[SHORT TASK A]: According to the Aereo excerpt, in what year did Congress amend the Act to bring cable systems within its scope?

[SELECTED EXCERPT]:
+++
Because of all of this, Scalia points out that the majority decision is not only self-contradictory, but part of it actually makes a huge part of the rest of it entirely superfluous... and then creates tremendous uncertainty.
The rationale for the Court’s ad hoc rule for cablesystem lookalikes is so broad that it renders nearly a third
of the Court’s opinion superfluous. Part II of the opinion
concludes that Aereo performs because it resembles a
cable company, and Congress amended the Act in 1976 “to
bring the activities of cable systems within [its] scope.”
.... Part III of the opinion purports to address
separately the question whether Aereo performs “publicly.” .... Trouble is, that question cannot
remain open if Congress’s supposed intent to regulate
whatever looks like a cable company must be given legal
effect (as the Court says in Part II). The Act reaches only
public performances, see §106(4), so Congress could not
have regulated “the activities of cable systems” without
deeming their retransmissions public performances. The
upshot is this: If Aereo’s similarity to a cable company
means that it performs, then by necessity that same characteristic means that it does so publicly, and Part III of
the Court’s opinion discusses an issue that is no longer
relevant—though discussing it certainly gives the opinion
the “feel” of real textual analysis.
+++
[INPUT]:
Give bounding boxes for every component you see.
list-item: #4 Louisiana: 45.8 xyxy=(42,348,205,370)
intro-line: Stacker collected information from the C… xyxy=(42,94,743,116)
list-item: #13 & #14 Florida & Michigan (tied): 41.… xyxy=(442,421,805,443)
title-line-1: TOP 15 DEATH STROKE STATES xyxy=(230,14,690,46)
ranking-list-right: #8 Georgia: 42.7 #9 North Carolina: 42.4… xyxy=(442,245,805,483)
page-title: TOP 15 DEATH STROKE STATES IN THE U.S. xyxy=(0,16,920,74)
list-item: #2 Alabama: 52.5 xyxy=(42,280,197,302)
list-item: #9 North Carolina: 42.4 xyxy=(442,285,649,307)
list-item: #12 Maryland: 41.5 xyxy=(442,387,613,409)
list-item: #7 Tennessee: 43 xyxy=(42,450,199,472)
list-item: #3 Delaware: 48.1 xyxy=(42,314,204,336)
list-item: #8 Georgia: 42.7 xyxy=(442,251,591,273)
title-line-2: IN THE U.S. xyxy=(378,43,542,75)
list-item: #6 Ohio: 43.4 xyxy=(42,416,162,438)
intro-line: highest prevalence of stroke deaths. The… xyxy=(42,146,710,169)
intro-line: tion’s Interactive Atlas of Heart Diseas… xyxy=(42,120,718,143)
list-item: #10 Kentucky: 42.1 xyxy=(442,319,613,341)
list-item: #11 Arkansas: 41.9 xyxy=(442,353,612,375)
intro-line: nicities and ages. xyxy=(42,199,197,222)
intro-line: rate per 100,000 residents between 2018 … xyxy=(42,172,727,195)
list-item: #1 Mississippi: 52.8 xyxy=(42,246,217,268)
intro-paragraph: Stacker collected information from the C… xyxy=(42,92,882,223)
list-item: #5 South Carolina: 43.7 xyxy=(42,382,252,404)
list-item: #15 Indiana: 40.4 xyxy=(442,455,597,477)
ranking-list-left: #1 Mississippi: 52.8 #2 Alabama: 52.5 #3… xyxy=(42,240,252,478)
+++
[SHORT TASK B]: Reproduce all of the records with "list-item" replaced by "ranking-entry" wherever it occurs, leaving everything else unchanged.

[CORRECT ANSWER A]: 1976

[CORRECT ANSWER B]:
Give bounding boxes for every component you see.
ranking-entry: #4 Louisiana: 45.8 xyxy=(42,348,205,370)
intro-line: Stacker collected information from the C… xyxy=(42,94,743,116)
ranking-entry: #13 & #14 Florida & Michigan (tied): 41.… xyxy=(442,421,805,443)
title-line-1: TOP 15 DEATH STROKE STATES xyxy=(230,14,690,46)
ranking-list-right: #8 Georgia: 42.7 #9 North Carolina: 42.4… xyxy=(442,245,805,483)
page-title: TOP 15 DEATH STROKE STATES IN THE U.S. xyxy=(0,16,920,74)
ranking-entry: #2 Alabama: 52.5 xyxy=(42,280,197,302)
ranking-entry: #9 North Carolina: 42.4 xyxy=(442,285,649,307)
ranking-entry: #12 Maryland: 41.5 xyxy=(442,387,613,409)
ranking-entry: #7 Tennessee: 43 xyxy=(42,450,199,472)
ranking-entry: #3 Delaware: 48.1 xyxy=(42,314,204,336)
ranking-entry: #8 Georgia: 42.7 xyxy=(442,251,591,273)
title-line-2: IN THE U.S. xyxy=(378,43,542,75)
ranking-entry: #6 Ohio: 43.4 xyxy=(42,416,162,438)
intro-line: highest prevalence of stroke deaths. The… xyxy=(42,146,710,169)
intro-line: tion’s Interactive Atlas of Heart Diseas… xyxy=(42,120,718,143)
ranking-entry: #10 Kentucky: 42.1 xyxy=(442,319,613,341)
ranking-entry: #11 Arkansas: 41.9 xyxy=(442,353,612,375)
intro-line: nicities and ages. xyxy=(42,199,197,222)
intro-line: rate per 100,000 residents between 2018 … xyxy=(42,172,727,195)
ranking-entry: #1 Mississippi: 52.8 xyxy=(42,246,217,268)
intro-paragraph: Stacker collected information from the C… xyxy=(42,92,882,223)
ranking-entry: #5 South Carolina: 43.7 xyxy=(42,382,252,404)
ranking-entry: #15 Indiana: 40.4 xyxy=(442,455,597,477)
ranking-list-left: #1 Mississippi: 52.8 #2 Alabama: 52.5 #3… xyxy=(42,240,252,478)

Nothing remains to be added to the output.